Exercise requirements
In the material below, find every line with "woman" and pull it out.

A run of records

┌────────

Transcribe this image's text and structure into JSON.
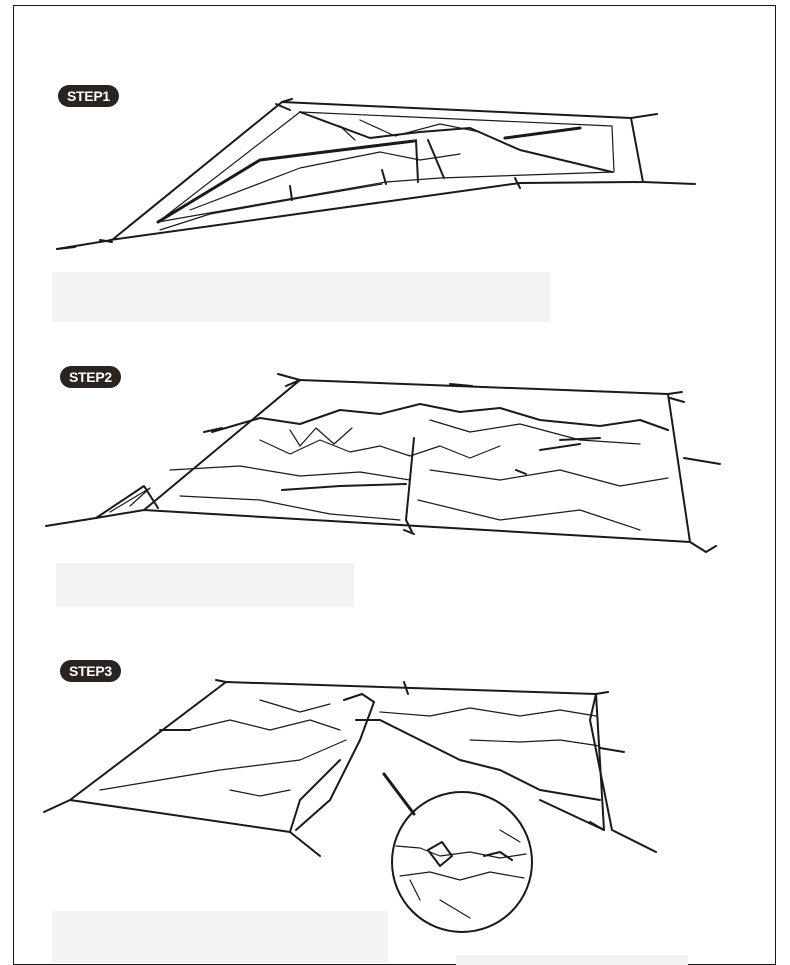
{
  "steps": [
    {
      "label": "STEP1"
    },
    {
      "label": "STEP2"
    },
    {
      "label": "STEP3"
    }
  ],
  "colors": {
    "badge_bg": "#2a2320",
    "badge_text": "#ffffff",
    "line": "#1a1a1a",
    "caption_box": "#f3f3f3"
  }
}
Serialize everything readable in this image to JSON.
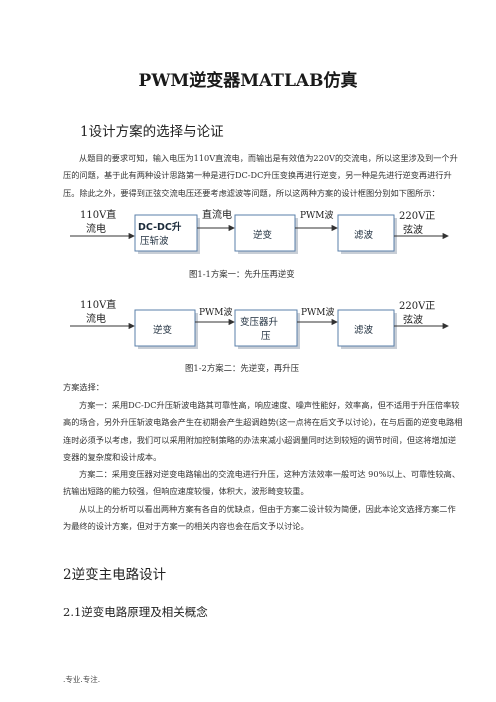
{
  "title": "PWM逆变器MATLAB仿真",
  "section1": {
    "heading": "1设计方案的选择与论证",
    "intro": "从题目的要求可知，输入电压为110V直流电，而输出是有效值为220V的交流电，所以这里涉及到一个升压的问题，基于此有两种设计思路第一种是进行DC-DC升压变换再进行逆变，另一种是先进行逆变再进行升压。除此之外，要得到正弦交流电压还要考虑滤波等问题，所以这两种方案的设计框图分别如下图所示："
  },
  "diagram1": {
    "input_label_1": "110V直",
    "input_label_2": "流电",
    "box1_line1": "DC-DC升",
    "box1_line2": "压斩波",
    "link1_label": "直流电",
    "box2": "逆变",
    "link2_label": "PWM波",
    "box3": "滤波",
    "output_label_1": "220V正",
    "output_label_2": "弦波",
    "caption": "图1-1方案一：先升压再逆变"
  },
  "diagram2": {
    "input_label_1": "110V直",
    "input_label_2": "流电",
    "box1": "逆变",
    "link1_label": "PWM波",
    "box2_line1": "变压器升",
    "box2_line2": "压",
    "link2_label": "PWM波",
    "box3": "滤波",
    "output_label_1": "220V正",
    "output_label_2": "弦波",
    "caption": "图1-2方案二：先逆变，再升压"
  },
  "selection": {
    "label": "方案选择：",
    "plan1": "方案一：采用DC-DC升压斩波电路其可靠性高，响应速度、噪声性能好，效率高，但不适用于升压倍率较高的场合，另外升压斩波电路会产生在初期会产生超调趋势(这一点将在后文予以讨论)，在与后面的逆变电路相连时必须予以考虑，我们可以采用附加控制策略的办法来减小超调量同时达到较短的调节时间，但这将增加逆变器的复杂度和设计成本。",
    "plan2": "方案二：采用变压器对逆变电路输出的交流电进行升压，这种方法效率一般可达 90%以上、可靠性较高、抗输出短路的能力较强，但响应速度较慢，体积大，波形畸变较重。",
    "conclusion": "从以上的分析可以看出两种方案有各自的优缺点，但由于方案二设计较为简便，因此本论文选择方案二作为最终的设计方案，但对于方案一的相关内容也会在后文予以讨论。"
  },
  "section2": {
    "heading": "2逆变主电路设计",
    "sub1": "2.1逆变电路原理及相关概念"
  },
  "footer": ".专业.专注."
}
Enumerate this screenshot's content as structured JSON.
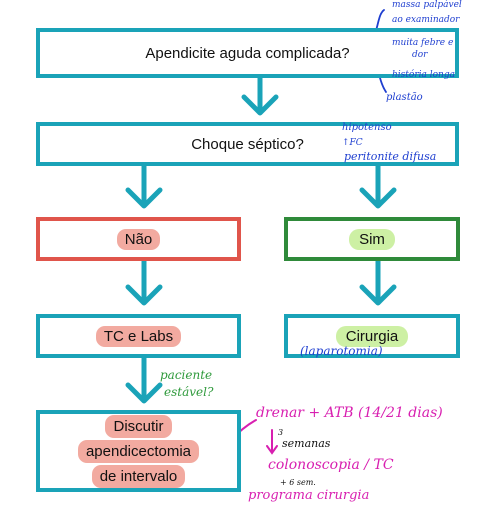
{
  "nodes": {
    "n1": "Apendicite aguda complicada?",
    "n2": "Choque séptico?",
    "nao": "Não",
    "sim": "Sim",
    "tc": "TC e Labs",
    "cir": "Cirurgia",
    "disc1": "Discutir",
    "disc2": "apendicectomia",
    "disc3": "de intervalo"
  },
  "notes": {
    "a1": "massa palpável",
    "a2": "ao examinador",
    "a3": "muita febre e",
    "a4": "dor",
    "a5": "história longa",
    "a6": "plastão",
    "b1": "hipotenso",
    "b2": "↑FC",
    "b3": "peritonite difusa",
    "c1": "(laparotomia)",
    "d1": "paciente",
    "d2": "estável?",
    "e1": "drenar + ATB (14/21 dias)",
    "e2": "3",
    "e3": "semanas",
    "e4": "colonoscopia / TC",
    "e5": "+ 6 sem.",
    "e6": "programa cirurgia"
  },
  "colors": {
    "teal": "#1aa3b8",
    "red": "#e0554b",
    "green": "#2f8a3a",
    "ink_blue": "#1f3fd0",
    "ink_green": "#2f9a3c",
    "ink_magenta": "#d81fb0"
  }
}
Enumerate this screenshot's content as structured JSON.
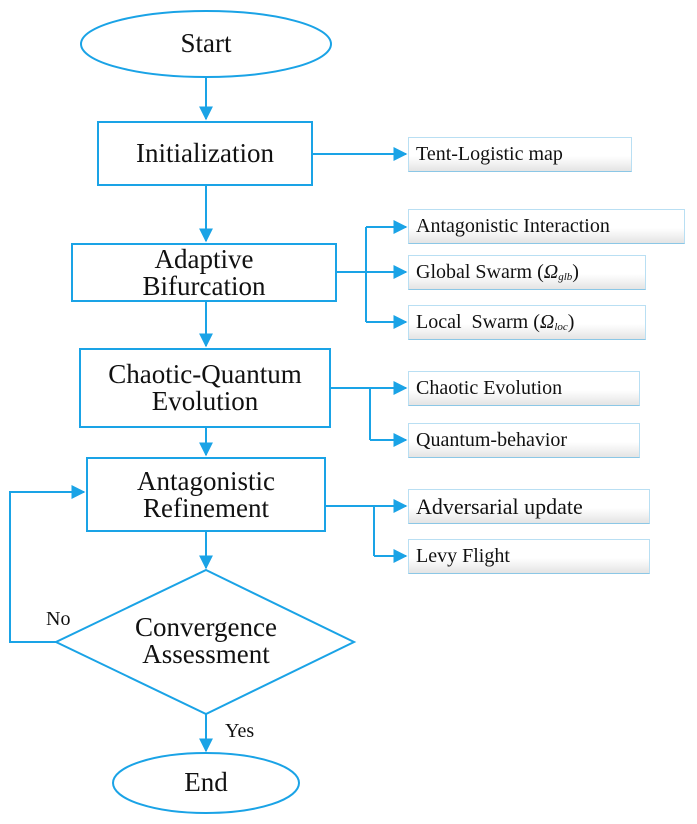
{
  "flowchart": {
    "start": "Start",
    "end": "End",
    "steps": [
      {
        "id": "initialization",
        "lines": [
          "Initialization"
        ]
      },
      {
        "id": "adaptive-bifurcation",
        "lines": [
          "Adaptive",
          "Bifurcation"
        ]
      },
      {
        "id": "chaotic-quantum-evolution",
        "lines": [
          "Chaotic-Quantum",
          "Evolution"
        ]
      },
      {
        "id": "antagonistic-refinement",
        "lines": [
          "Antagonistic",
          "Refinement"
        ]
      }
    ],
    "decision": {
      "lines": [
        "Convergence",
        "Assessment"
      ]
    },
    "branch_no": "No",
    "branch_yes": "Yes",
    "side_boxes": {
      "tent_logistic_map": "Tent-Logistic map",
      "antagonistic_interaction": "Antagonistic Interaction",
      "global_swarm": {
        "text": "Global Swarm (",
        "symbol": "Ω",
        "subscript": "glb",
        "close": ")"
      },
      "local_swarm": {
        "text": "Local  Swarm (",
        "symbol": "Ω",
        "subscript": "loc",
        "close": ")"
      },
      "chaotic_evolution": "Chaotic Evolution",
      "quantum_behavior": "Quantum-behavior",
      "adversarial_update": "Adversarial update",
      "levy_flight": "Levy Flight"
    }
  },
  "colors": {
    "line": "#1aa3e6",
    "side_box_border": "#b9dff3",
    "text": "#111111"
  }
}
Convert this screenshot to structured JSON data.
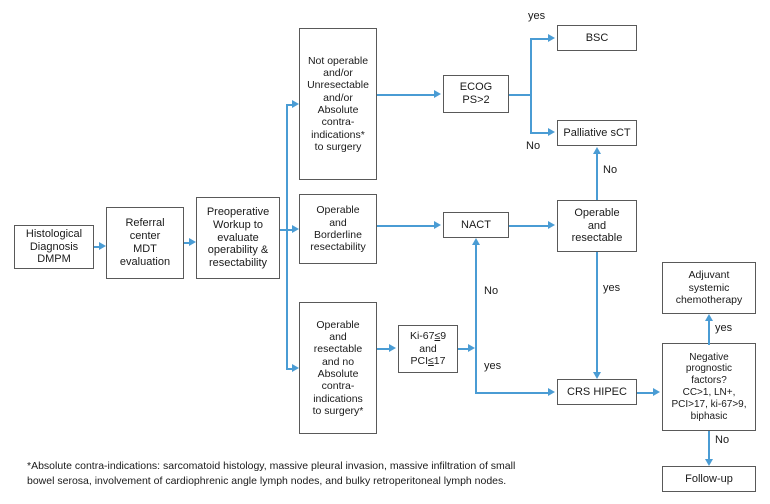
{
  "diagram": {
    "title": "DMPM treatment algorithm flowchart",
    "accent_color": "#4a9cd4",
    "border_color": "#595959",
    "text_color": "#1a1a1a",
    "background": "#ffffff"
  },
  "nodes": {
    "histological_diagnosis": "Histological\nDiagnosis\nDMPM",
    "referral_center": "Referral\ncenter\nMDT\nevaluation",
    "preoperative_workup": "Preoperative\nWorkup to\nevaluate\noperability &\nresectability",
    "not_operable": "Not operable\nand/or\nUnresectable\nand/or\nAbsolute\ncontra-\nindications*\nto surgery",
    "operable_borderline": "Operable\nand\nBorderline\nresectability",
    "operable_resectable_no_contra": "Operable\nand\nresectable\nand no\nAbsolute\ncontra-\nindications\nto surgery*",
    "ecog": "ECOG\nPS>2",
    "bsc": "BSC",
    "palliative_sct": "Palliative sCT",
    "nact": "NACT",
    "operable_and_resectable": "Operable\nand\nresectable",
    "crs_hipec": "CRS HIPEC",
    "adjuvant_chemo": "Adjuvant\nsystemic\nchemotherapy",
    "follow_up": "Follow-up"
  },
  "ki67_node": {
    "line1_pre": "Ki-67",
    "line1_op": "≤",
    "line1_post": "9",
    "line2": "and",
    "line3_pre": "PCI",
    "line3_op": "≤",
    "line3_post": "17"
  },
  "prognostic_node": {
    "line1": "Negative",
    "line2": "prognostic",
    "line3": "factors?",
    "line4": "CC>1, LN+,",
    "line5": "PCI>17, ki-67>9,",
    "line6": "biphasic"
  },
  "edge_labels": {
    "ecog_yes": "yes",
    "ecog_no": "No",
    "operable_resectable_no": "No",
    "operable_resectable_yes": "yes",
    "ki67_no": "No",
    "ki67_yes": "yes",
    "prognostic_yes": "yes",
    "prognostic_no": "No"
  },
  "footnote": {
    "text": "*Absolute contra-indications: sarcomatoid histology, massive pleural invasion, massive infiltration of small\nbowel serosa, involvement of cardiophrenic angle lymph nodes, and bulky retroperitoneal lymph nodes."
  }
}
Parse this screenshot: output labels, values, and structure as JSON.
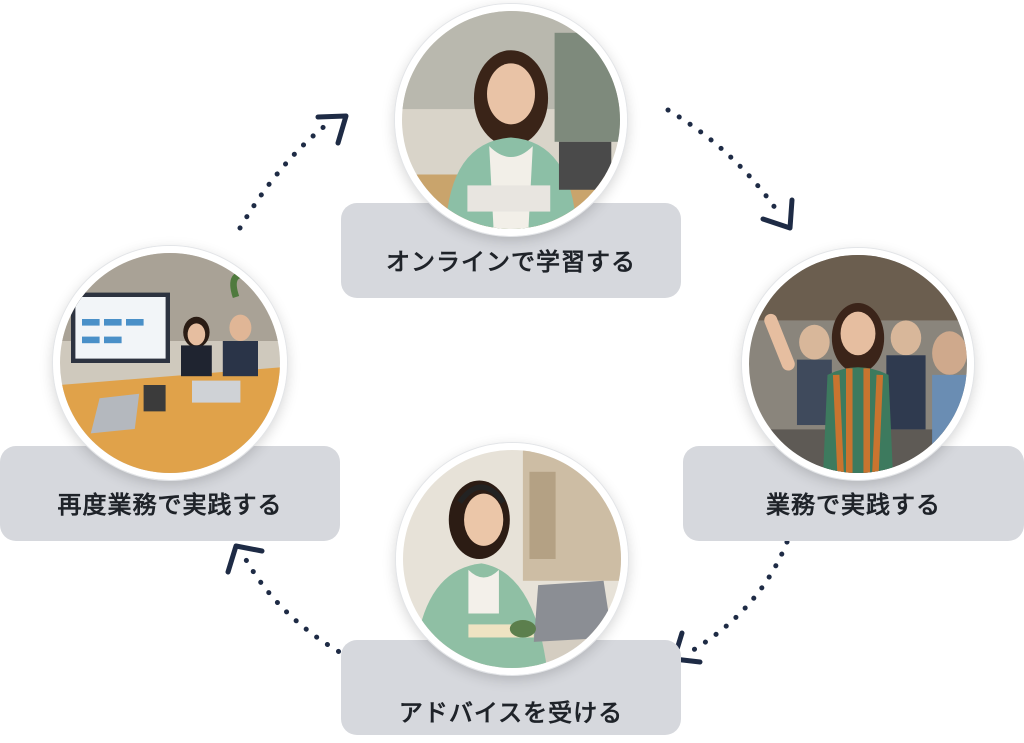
{
  "colors": {
    "arrow": "#1e2b45",
    "label_bg": "#d6d8dd",
    "label_text": "#1f2329"
  },
  "steps": [
    {
      "label": "オンラインで学習する",
      "photo": "woman-studying-at-laptop"
    },
    {
      "label": "業務で実践する",
      "photo": "woman-raising-hand-in-seminar"
    },
    {
      "label": "アドバイスを受ける",
      "photo": "woman-with-headset-online-call"
    },
    {
      "label": "再度業務で実践する",
      "photo": "team-meeting-with-presentation-screen"
    }
  ]
}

└────────

Expected output
      "photo": "woman-studying-at-laptop"
      "photo": "woman-raising-hand-in-seminar"
      "photo": "woman-with-headset-online-call"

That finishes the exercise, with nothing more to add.